Extract the full listing verbatim and drop any pictures from your copy.

**DATA FOR PROCESSING:**
## START
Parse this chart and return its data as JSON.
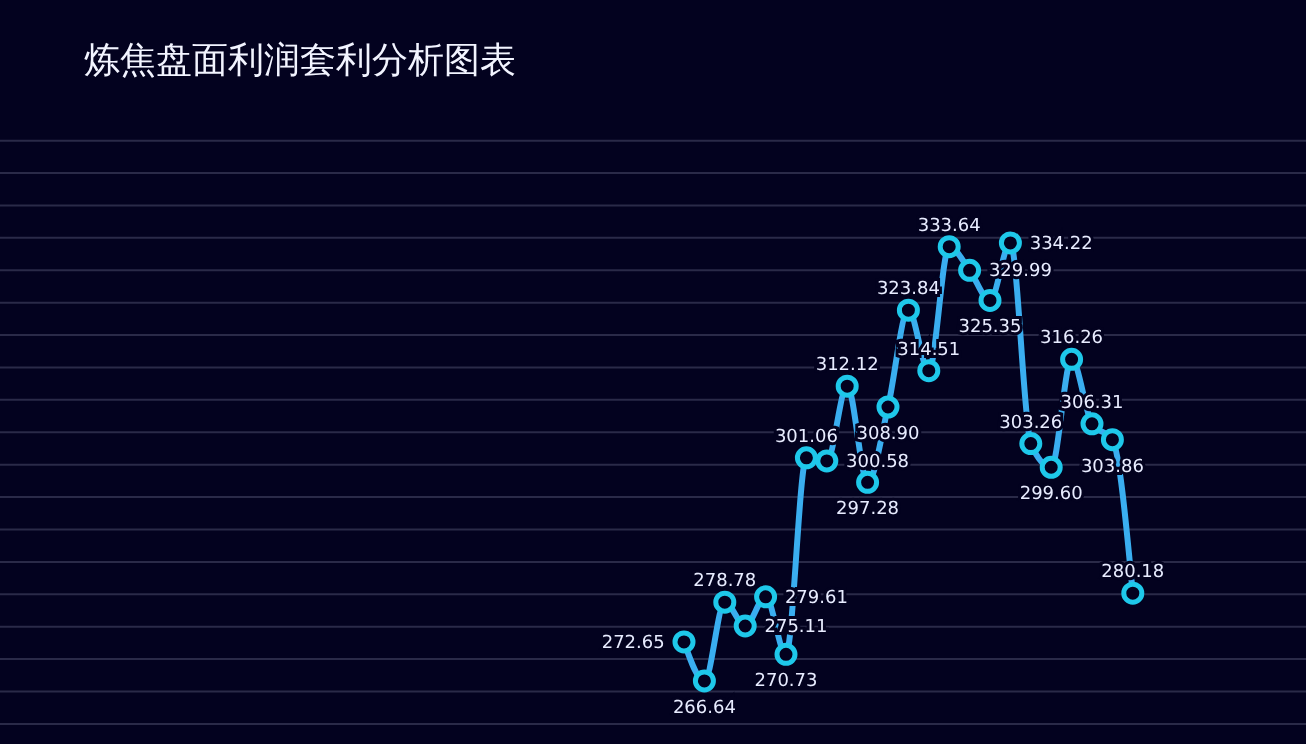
{
  "chart_data": {
    "type": "line",
    "title": "炼焦盘面利润套利分析图表",
    "categories": [
      null,
      null,
      null,
      null,
      null,
      null,
      null,
      null,
      null,
      null,
      null,
      null,
      null,
      null,
      null,
      null,
      null,
      null,
      null,
      null,
      null,
      null,
      null,
      null,
      null,
      null,
      null,
      null,
      null,
      null,
      null,
      null,
      null,
      null,
      null,
      null,
      null,
      null,
      null,
      null,
      null,
      null,
      null,
      null,
      null,
      null,
      null,
      null,
      null,
      null,
      null,
      null,
      null,
      null,
      null,
      null,
      null,
      null,
      null,
      null,
      null,
      null,
      null,
      null
    ],
    "series": [
      {
        "color": "#3aaef0",
        "values": [
          null,
          null,
          null,
          null,
          null,
          null,
          null,
          null,
          null,
          null,
          null,
          null,
          null,
          null,
          null,
          null,
          null,
          null,
          null,
          null,
          null,
          null,
          null,
          null,
          null,
          null,
          null,
          null,
          null,
          null,
          null,
          null,
          null,
          272.65,
          266.64,
          278.78,
          275.11,
          279.61,
          270.73,
          301.06,
          300.58,
          312.12,
          297.28,
          308.9,
          323.84,
          314.51,
          333.64,
          329.99,
          325.35,
          334.22,
          303.26,
          299.6,
          316.26,
          306.31,
          303.86,
          280.18,
          null,
          null,
          null,
          null,
          null,
          null,
          null,
          null
        ],
        "value_labels": [
          null,
          null,
          null,
          null,
          null,
          null,
          null,
          null,
          null,
          null,
          null,
          null,
          null,
          null,
          null,
          null,
          null,
          null,
          null,
          null,
          null,
          null,
          null,
          null,
          null,
          null,
          null,
          null,
          null,
          null,
          null,
          null,
          null,
          "272.65",
          "266.64",
          "278.78",
          "275.11",
          "279.61",
          "270.73",
          "301.06",
          "300.58",
          "312.12",
          "297.28",
          "308.90",
          "323.84",
          "314.51",
          "333.64",
          "329.99",
          "325.35",
          "334.22",
          "303.26",
          "299.60",
          "316.26",
          "306.31",
          "303.86",
          "280.18",
          null,
          null,
          null,
          null,
          null,
          null,
          null,
          null
        ]
      }
    ],
    "ylim": [
      256.9,
      371.7
    ],
    "yticks": [
      {
        "value": 260,
        "label": null
      },
      {
        "value": 265,
        "label": null
      },
      {
        "value": 270,
        "label": null
      },
      {
        "value": 275,
        "label": null
      },
      {
        "value": 280,
        "label": null
      },
      {
        "value": 285,
        "label": null
      },
      {
        "value": 290,
        "label": null
      },
      {
        "value": 295,
        "label": null
      },
      {
        "value": 300,
        "label": null
      },
      {
        "value": 305,
        "label": null
      },
      {
        "value": 310,
        "label": null
      },
      {
        "value": 315,
        "label": null
      },
      {
        "value": 320,
        "label": null
      },
      {
        "value": 325,
        "label": null
      },
      {
        "value": 330,
        "label": null
      },
      {
        "value": 335,
        "label": null
      },
      {
        "value": 340,
        "label": null
      },
      {
        "value": 345,
        "label": null
      },
      {
        "value": 350,
        "label": null
      }
    ],
    "grid": "y",
    "marker": "circle",
    "line_style": "solid"
  }
}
## END
**FINAL ANSWER:**
Parse this chart and return its data as JSON.
{
  "chart_data": {
    "type": "line",
    "title": "炼焦盘面利润套利分析图表",
    "categories": [
      null,
      null,
      null,
      null,
      null,
      null,
      null,
      null,
      null,
      null,
      null,
      null,
      null,
      null,
      null,
      null,
      null,
      null,
      null,
      null,
      null,
      null,
      null,
      null,
      null,
      null,
      null,
      null,
      null,
      null,
      null,
      null,
      null,
      null,
      null,
      null,
      null,
      null,
      null,
      null,
      null,
      null,
      null,
      null,
      null,
      null,
      null,
      null,
      null,
      null,
      null,
      null,
      null,
      null,
      null,
      null,
      null,
      null,
      null,
      null,
      null,
      null,
      null,
      null
    ],
    "series": [
      {
        "color": "#3aaef0",
        "values": [
          null,
          null,
          null,
          null,
          null,
          null,
          null,
          null,
          null,
          null,
          null,
          null,
          null,
          null,
          null,
          null,
          null,
          null,
          null,
          null,
          null,
          null,
          null,
          null,
          null,
          null,
          null,
          null,
          null,
          null,
          null,
          null,
          null,
          272.65,
          266.64,
          278.78,
          275.11,
          279.61,
          270.73,
          301.06,
          300.58,
          312.12,
          297.28,
          308.9,
          323.84,
          314.51,
          333.64,
          329.99,
          325.35,
          334.22,
          303.26,
          299.6,
          316.26,
          306.31,
          303.86,
          280.18,
          null,
          null,
          null,
          null,
          null,
          null,
          null,
          null
        ],
        "value_labels": [
          null,
          null,
          null,
          null,
          null,
          null,
          null,
          null,
          null,
          null,
          null,
          null,
          null,
          null,
          null,
          null,
          null,
          null,
          null,
          null,
          null,
          null,
          null,
          null,
          null,
          null,
          null,
          null,
          null,
          null,
          null,
          null,
          null,
          "272.65",
          "266.64",
          "278.78",
          "275.11",
          "279.61",
          "270.73",
          "301.06",
          "300.58",
          "312.12",
          "297.28",
          "308.90",
          "323.84",
          "314.51",
          "333.64",
          "329.99",
          "325.35",
          "334.22",
          "303.26",
          "299.60",
          "316.26",
          "306.31",
          "303.86",
          "280.18",
          null,
          null,
          null,
          null,
          null,
          null,
          null,
          null
        ]
      }
    ],
    "ylim": [
      256.9,
      371.7
    ],
    "yticks": [
      {
        "value": 260,
        "label": null
      },
      {
        "value": 265,
        "label": null
      },
      {
        "value": 270,
        "label": null
      },
      {
        "value": 275,
        "label": null
      },
      {
        "value": 280,
        "label": null
      },
      {
        "value": 285,
        "label": null
      },
      {
        "value": 290,
        "label": null
      },
      {
        "value": 295,
        "label": null
      },
      {
        "value": 300,
        "label": null
      },
      {
        "value": 305,
        "label": null
      },
      {
        "value": 310,
        "label": null
      },
      {
        "value": 315,
        "label": null
      },
      {
        "value": 320,
        "label": null
      },
      {
        "value": 325,
        "label": null
      },
      {
        "value": 330,
        "label": null
      },
      {
        "value": 335,
        "label": null
      },
      {
        "value": 340,
        "label": null
      },
      {
        "value": 345,
        "label": null
      },
      {
        "value": 350,
        "label": null
      }
    ],
    "grid": "y",
    "marker": "circle",
    "line_style": "solid"
  }
}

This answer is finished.